## Aim of the task
Gather all lines with the word "Threads" in them.

>>>>

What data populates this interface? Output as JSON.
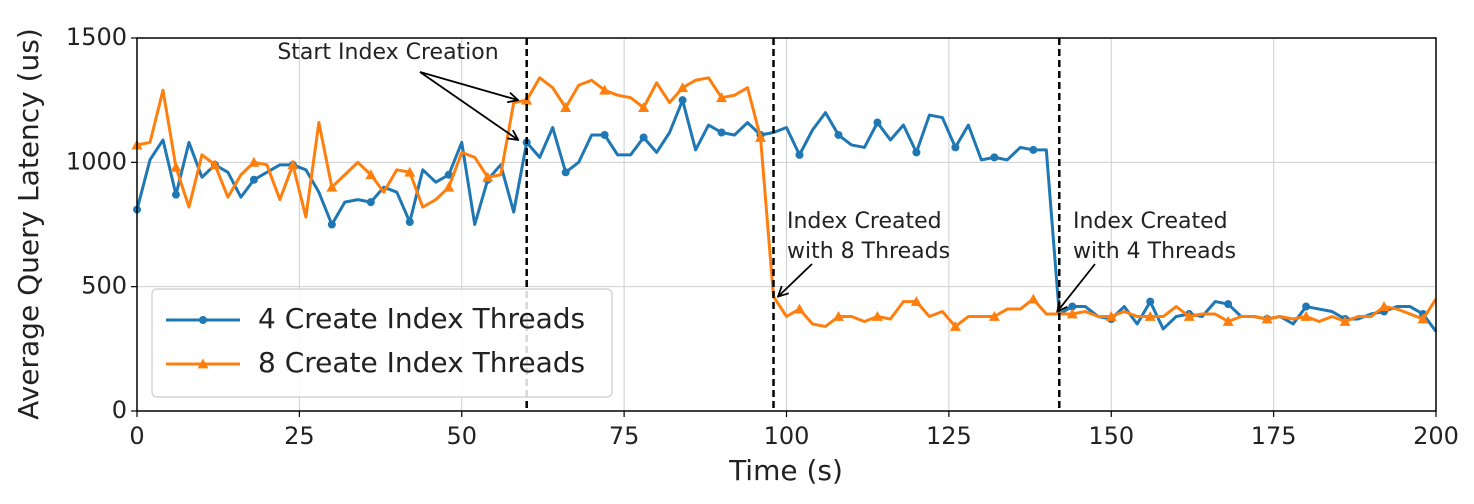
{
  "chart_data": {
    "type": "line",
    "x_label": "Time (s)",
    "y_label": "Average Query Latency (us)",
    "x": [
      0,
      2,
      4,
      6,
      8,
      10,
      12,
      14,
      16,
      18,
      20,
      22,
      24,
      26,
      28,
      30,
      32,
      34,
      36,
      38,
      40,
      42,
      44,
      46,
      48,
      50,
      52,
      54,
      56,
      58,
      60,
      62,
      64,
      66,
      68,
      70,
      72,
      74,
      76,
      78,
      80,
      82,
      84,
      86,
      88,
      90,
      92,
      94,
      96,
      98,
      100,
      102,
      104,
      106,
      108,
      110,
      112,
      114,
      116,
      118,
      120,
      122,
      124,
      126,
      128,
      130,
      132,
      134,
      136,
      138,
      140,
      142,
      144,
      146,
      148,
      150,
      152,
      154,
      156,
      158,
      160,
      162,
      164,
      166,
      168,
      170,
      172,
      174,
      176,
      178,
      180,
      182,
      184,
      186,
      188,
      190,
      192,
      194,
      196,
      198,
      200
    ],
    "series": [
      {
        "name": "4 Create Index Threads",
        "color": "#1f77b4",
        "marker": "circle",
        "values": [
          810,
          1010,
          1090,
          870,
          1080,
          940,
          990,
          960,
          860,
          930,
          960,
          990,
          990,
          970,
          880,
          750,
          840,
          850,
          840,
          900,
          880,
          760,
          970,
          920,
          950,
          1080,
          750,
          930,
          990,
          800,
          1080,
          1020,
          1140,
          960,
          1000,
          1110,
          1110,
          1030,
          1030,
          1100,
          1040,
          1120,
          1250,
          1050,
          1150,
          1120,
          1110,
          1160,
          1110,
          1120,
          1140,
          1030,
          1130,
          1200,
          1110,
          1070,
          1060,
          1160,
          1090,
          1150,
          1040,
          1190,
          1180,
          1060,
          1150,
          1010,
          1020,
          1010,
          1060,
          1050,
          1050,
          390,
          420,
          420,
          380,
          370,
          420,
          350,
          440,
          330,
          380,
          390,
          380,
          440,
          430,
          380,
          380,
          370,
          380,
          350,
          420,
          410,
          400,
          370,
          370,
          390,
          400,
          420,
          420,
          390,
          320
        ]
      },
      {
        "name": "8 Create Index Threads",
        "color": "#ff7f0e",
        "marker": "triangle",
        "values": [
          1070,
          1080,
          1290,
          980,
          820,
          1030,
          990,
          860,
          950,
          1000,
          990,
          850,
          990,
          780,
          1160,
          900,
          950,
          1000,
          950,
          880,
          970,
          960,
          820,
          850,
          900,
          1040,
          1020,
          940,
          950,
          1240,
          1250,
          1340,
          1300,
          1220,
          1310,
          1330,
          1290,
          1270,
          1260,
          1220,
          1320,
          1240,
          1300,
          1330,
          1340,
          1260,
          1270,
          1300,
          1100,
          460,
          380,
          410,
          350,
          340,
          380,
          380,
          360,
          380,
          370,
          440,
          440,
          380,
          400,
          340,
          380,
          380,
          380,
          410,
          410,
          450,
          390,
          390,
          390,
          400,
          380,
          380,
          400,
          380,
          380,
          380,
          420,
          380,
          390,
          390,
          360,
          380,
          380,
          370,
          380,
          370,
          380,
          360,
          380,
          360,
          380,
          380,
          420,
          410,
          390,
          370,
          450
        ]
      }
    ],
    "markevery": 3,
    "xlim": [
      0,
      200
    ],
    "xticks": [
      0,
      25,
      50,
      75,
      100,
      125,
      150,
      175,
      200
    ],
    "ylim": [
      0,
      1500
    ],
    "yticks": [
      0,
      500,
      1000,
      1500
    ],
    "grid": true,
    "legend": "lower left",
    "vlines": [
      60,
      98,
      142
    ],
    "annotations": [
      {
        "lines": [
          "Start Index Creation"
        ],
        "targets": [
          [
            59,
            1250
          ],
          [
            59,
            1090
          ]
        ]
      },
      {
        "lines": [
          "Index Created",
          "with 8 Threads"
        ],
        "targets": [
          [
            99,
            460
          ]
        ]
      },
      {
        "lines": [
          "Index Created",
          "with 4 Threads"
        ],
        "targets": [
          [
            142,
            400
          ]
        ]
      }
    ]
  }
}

<<<<
>>>>

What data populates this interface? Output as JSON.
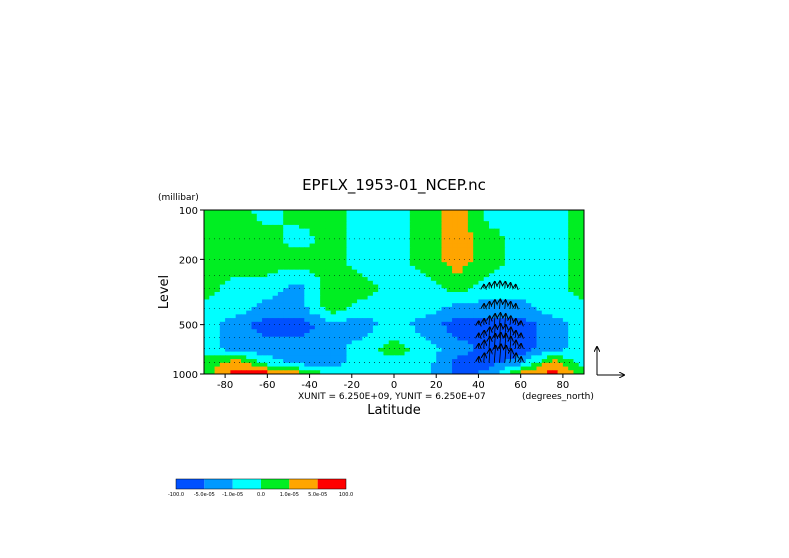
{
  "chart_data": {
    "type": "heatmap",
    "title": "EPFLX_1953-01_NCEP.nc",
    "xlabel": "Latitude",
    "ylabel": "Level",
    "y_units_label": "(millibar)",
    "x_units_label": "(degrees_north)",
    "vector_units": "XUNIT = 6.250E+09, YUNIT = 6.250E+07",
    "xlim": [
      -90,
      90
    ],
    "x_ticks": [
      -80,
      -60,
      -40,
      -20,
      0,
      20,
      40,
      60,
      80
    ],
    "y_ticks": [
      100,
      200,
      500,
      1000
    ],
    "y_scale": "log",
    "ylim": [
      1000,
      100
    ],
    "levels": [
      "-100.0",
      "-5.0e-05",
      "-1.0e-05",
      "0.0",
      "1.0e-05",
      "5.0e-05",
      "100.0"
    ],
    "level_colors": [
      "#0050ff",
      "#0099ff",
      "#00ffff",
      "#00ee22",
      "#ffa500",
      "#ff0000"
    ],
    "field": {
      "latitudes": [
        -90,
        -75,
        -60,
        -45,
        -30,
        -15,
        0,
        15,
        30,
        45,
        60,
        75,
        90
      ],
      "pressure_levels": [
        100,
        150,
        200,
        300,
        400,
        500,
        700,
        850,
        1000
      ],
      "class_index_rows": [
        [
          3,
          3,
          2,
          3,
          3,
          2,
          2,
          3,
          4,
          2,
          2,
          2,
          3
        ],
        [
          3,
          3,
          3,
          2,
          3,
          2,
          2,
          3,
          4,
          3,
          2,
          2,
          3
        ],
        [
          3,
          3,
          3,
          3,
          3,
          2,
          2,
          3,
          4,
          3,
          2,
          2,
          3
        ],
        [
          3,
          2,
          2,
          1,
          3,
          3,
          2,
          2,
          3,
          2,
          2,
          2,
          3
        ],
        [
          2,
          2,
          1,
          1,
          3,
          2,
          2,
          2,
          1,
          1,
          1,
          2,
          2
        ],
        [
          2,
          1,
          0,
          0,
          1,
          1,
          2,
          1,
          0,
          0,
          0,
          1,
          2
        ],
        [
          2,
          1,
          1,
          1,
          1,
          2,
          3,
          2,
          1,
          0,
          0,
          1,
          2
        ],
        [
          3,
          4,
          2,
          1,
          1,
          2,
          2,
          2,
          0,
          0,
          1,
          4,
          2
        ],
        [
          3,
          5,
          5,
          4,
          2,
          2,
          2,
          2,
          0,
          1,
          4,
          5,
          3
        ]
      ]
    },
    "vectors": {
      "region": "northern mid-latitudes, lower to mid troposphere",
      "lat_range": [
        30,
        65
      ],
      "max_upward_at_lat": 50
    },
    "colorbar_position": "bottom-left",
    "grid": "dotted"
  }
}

<<<<

## Exercise solution
        "name": "4 Create Index Threads",
        "name": "8 Create Index Threads",
          "with 8 Threads"
          "with 4 Threads"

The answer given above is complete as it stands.